-- Start of Data provided --

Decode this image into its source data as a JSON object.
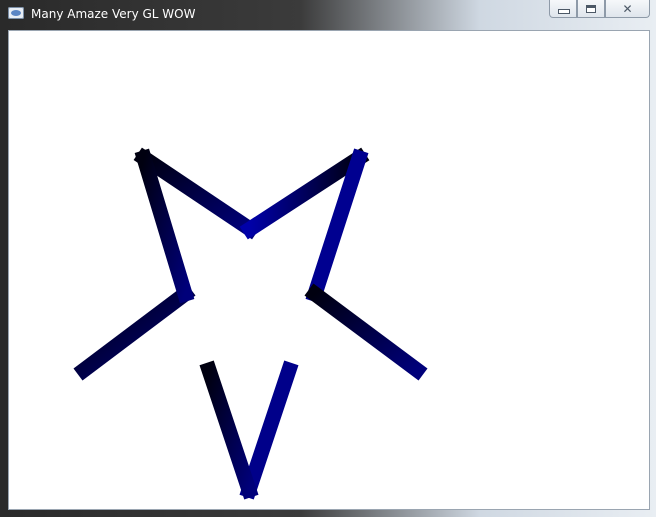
{
  "window": {
    "title": "Many Amaze Very GL WOW",
    "icon": "opengl-app-icon",
    "controls": {
      "minimize": "minimize-icon",
      "maximize": "maximize-icon",
      "close": "close-icon",
      "close_glyph": "✕"
    }
  },
  "canvas": {
    "background": "#ffffff",
    "shape": "five-point-star-outline",
    "colors": [
      "#000010",
      "#0a0a8a",
      "#0000a8",
      "#00006a"
    ]
  }
}
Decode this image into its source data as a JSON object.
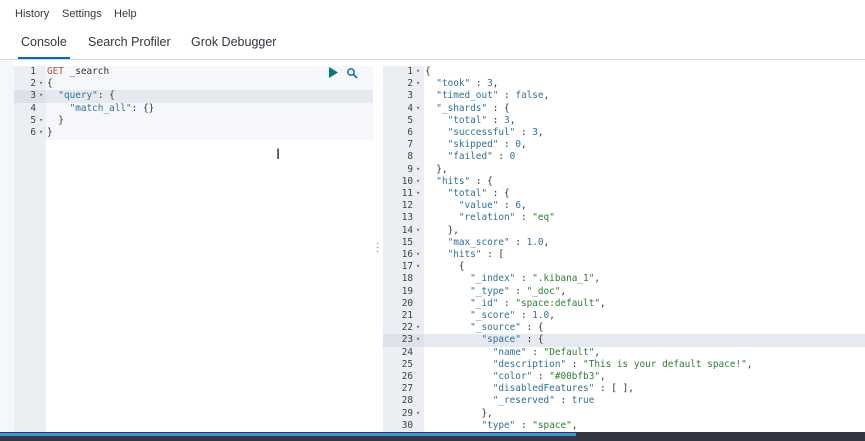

-- End of Data provided --

Set the pictures aside and transcribe the data above exactly.

Decode this image into its source data as a JSON object.
{
  "window": {
    "title": "Many Amaze Very GL WOW",
    "icon": "opengl-app-icon",
    "controls": {
      "minimize": "minimize-icon",
      "maximize": "maximize-icon",
      "close": "close-icon",
      "close_glyph": "✕"
    }
  },
  "canvas": {
    "background": "#ffffff",
    "shape": "five-point-star-outline",
    "colors": [
      "#000010",
      "#0a0a8a",
      "#0000a8",
      "#00006a"
    ]
  }
}
Decode this image into its source data as a JSON object.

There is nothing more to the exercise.